▼

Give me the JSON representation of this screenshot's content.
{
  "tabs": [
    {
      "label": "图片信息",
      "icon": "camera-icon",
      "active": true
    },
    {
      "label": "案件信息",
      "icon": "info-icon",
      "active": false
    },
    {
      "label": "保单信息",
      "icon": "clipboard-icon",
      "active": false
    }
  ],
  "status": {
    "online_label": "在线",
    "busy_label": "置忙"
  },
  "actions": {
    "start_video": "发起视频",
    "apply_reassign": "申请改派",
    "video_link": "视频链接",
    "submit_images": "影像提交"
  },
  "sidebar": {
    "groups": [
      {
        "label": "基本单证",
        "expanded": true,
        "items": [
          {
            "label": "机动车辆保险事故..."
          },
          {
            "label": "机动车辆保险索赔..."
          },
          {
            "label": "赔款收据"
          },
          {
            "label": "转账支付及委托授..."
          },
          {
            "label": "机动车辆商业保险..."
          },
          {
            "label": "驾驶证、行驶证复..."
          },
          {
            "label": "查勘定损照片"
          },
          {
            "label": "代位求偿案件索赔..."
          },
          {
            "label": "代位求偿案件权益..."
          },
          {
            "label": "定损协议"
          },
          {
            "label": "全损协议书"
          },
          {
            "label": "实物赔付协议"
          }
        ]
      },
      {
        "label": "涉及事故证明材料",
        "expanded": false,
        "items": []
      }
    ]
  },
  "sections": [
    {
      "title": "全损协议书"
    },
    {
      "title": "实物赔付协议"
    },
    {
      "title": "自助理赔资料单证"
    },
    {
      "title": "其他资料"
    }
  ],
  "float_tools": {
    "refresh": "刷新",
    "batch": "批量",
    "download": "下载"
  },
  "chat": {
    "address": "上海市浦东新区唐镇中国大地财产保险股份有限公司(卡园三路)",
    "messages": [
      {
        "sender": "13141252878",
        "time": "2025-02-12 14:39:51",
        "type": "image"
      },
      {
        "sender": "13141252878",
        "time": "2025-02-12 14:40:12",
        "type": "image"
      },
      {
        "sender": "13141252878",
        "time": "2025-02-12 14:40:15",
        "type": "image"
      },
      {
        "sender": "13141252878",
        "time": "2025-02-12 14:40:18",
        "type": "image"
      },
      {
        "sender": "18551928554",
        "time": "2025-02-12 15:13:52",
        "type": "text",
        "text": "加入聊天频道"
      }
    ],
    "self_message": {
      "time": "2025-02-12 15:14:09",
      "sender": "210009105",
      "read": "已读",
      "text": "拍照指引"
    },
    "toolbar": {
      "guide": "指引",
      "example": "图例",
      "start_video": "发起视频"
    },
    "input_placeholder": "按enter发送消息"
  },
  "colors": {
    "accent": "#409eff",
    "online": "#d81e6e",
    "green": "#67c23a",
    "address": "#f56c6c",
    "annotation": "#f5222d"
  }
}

▲

Copy every line of the records word for word.

ANSWER TO THIS PROBLEM:
Give me the JSON representation of this screenshot's content.
{
  "tabs": [
    {
      "label": "图片信息",
      "icon": "camera-icon",
      "active": true
    },
    {
      "label": "案件信息",
      "icon": "info-icon",
      "active": false
    },
    {
      "label": "保单信息",
      "icon": "clipboard-icon",
      "active": false
    }
  ],
  "status": {
    "online_label": "在线",
    "busy_label": "置忙"
  },
  "actions": {
    "start_video": "发起视频",
    "apply_reassign": "申请改派",
    "video_link": "视频链接",
    "submit_images": "影像提交"
  },
  "sidebar": {
    "groups": [
      {
        "label": "基本单证",
        "expanded": true,
        "items": [
          {
            "label": "机动车辆保险事故..."
          },
          {
            "label": "机动车辆保险索赔..."
          },
          {
            "label": "赔款收据"
          },
          {
            "label": "转账支付及委托授..."
          },
          {
            "label": "机动车辆商业保险..."
          },
          {
            "label": "驾驶证、行驶证复..."
          },
          {
            "label": "查勘定损照片"
          },
          {
            "label": "代位求偿案件索赔..."
          },
          {
            "label": "代位求偿案件权益..."
          },
          {
            "label": "定损协议"
          },
          {
            "label": "全损协议书"
          },
          {
            "label": "实物赔付协议"
          }
        ]
      },
      {
        "label": "涉及事故证明材料",
        "expanded": false,
        "items": []
      }
    ]
  },
  "sections": [
    {
      "title": "全损协议书"
    },
    {
      "title": "实物赔付协议"
    },
    {
      "title": "自助理赔资料单证"
    },
    {
      "title": "其他资料"
    }
  ],
  "float_tools": {
    "refresh": "刷新",
    "batch": "批量",
    "download": "下载"
  },
  "chat": {
    "address": "上海市浦东新区唐镇中国大地财产保险股份有限公司(卡园三路)",
    "messages": [
      {
        "sender": "13141252878",
        "time": "2025-02-12 14:39:51",
        "type": "image"
      },
      {
        "sender": "13141252878",
        "time": "2025-02-12 14:40:12",
        "type": "image"
      },
      {
        "sender": "13141252878",
        "time": "2025-02-12 14:40:15",
        "type": "image"
      },
      {
        "sender": "13141252878",
        "time": "2025-02-12 14:40:18",
        "type": "image"
      },
      {
        "sender": "18551928554",
        "time": "2025-02-12 15:13:52",
        "type": "text",
        "text": "加入聊天频道"
      }
    ],
    "self_message": {
      "time": "2025-02-12 15:14:09",
      "sender": "210009105",
      "read": "已读",
      "text": "拍照指引"
    },
    "toolbar": {
      "guide": "指引",
      "example": "图例",
      "start_video": "发起视频"
    },
    "input_placeholder": "按enter发送消息"
  },
  "colors": {
    "accent": "#409eff",
    "online": "#d81e6e",
    "green": "#67c23a",
    "address": "#f56c6c",
    "annotation": "#f5222d"
  }
}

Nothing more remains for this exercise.